• [Required task] Provide the data again in its entirety, exactly as given.

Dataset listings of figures
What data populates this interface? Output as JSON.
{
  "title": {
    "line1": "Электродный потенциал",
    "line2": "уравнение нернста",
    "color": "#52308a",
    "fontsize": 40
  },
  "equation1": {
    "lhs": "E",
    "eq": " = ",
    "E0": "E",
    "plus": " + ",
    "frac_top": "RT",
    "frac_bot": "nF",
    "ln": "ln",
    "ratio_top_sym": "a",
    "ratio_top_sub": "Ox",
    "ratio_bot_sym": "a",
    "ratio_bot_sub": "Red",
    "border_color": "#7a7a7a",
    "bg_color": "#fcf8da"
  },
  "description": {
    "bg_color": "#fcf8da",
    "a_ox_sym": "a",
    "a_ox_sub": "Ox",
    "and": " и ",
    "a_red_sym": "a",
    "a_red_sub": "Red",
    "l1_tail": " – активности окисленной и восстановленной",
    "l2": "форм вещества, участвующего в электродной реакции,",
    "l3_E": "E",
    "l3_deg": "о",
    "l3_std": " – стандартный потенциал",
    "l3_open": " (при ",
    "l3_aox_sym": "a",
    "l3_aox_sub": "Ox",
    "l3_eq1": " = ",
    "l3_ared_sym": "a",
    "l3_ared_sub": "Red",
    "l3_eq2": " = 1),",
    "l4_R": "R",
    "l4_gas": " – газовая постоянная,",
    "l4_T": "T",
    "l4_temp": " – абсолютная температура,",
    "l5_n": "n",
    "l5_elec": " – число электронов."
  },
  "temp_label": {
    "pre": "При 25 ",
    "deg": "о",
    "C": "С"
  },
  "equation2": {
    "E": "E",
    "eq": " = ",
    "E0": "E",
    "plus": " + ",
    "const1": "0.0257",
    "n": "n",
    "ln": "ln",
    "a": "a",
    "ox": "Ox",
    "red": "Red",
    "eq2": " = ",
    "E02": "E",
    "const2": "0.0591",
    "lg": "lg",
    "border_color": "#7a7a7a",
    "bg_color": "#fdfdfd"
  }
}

• [Solution to this problem]
What data populates this interface? Output as JSON.
{
  "title": {
    "line1": "Электродный потенциал",
    "line2": "уравнение нернста",
    "color": "#52308a",
    "fontsize": 40
  },
  "equation1": {
    "lhs": "E",
    "eq": " = ",
    "E0": "E",
    "plus": " + ",
    "frac_top": "RT",
    "frac_bot": "nF",
    "ln": "ln",
    "ratio_top_sym": "a",
    "ratio_top_sub": "Ox",
    "ratio_bot_sym": "a",
    "ratio_bot_sub": "Red",
    "border_color": "#7a7a7a",
    "bg_color": "#fcf8da"
  },
  "description": {
    "bg_color": "#fcf8da",
    "a_ox_sym": "a",
    "a_ox_sub": "Ox",
    "and": " и ",
    "a_red_sym": "a",
    "a_red_sub": "Red",
    "l1_tail": " – активности окисленной и восстановленной",
    "l2": "форм вещества, участвующего в электродной реакции,",
    "l3_E": "E",
    "l3_deg": "о",
    "l3_std": " – стандартный потенциал",
    "l3_open": " (при ",
    "l3_aox_sym": "a",
    "l3_aox_sub": "Ox",
    "l3_eq1": " = ",
    "l3_ared_sym": "a",
    "l3_ared_sub": "Red",
    "l3_eq2": " = 1),",
    "l4_R": "R",
    "l4_gas": " – газовая постоянная,",
    "l4_T": "T",
    "l4_temp": " – абсолютная температура,",
    "l5_n": "n",
    "l5_elec": " – число электронов."
  },
  "temp_label": {
    "pre": "При 25 ",
    "deg": "о",
    "C": "С"
  },
  "equation2": {
    "E": "E",
    "eq": " = ",
    "E0": "E",
    "plus": " + ",
    "const1": "0.0257",
    "n": "n",
    "ln": "ln",
    "a": "a",
    "ox": "Ox",
    "red": "Red",
    "eq2": " = ",
    "E02": "E",
    "const2": "0.0591",
    "lg": "lg",
    "border_color": "#7a7a7a",
    "bg_color": "#fdfdfd"
  }
}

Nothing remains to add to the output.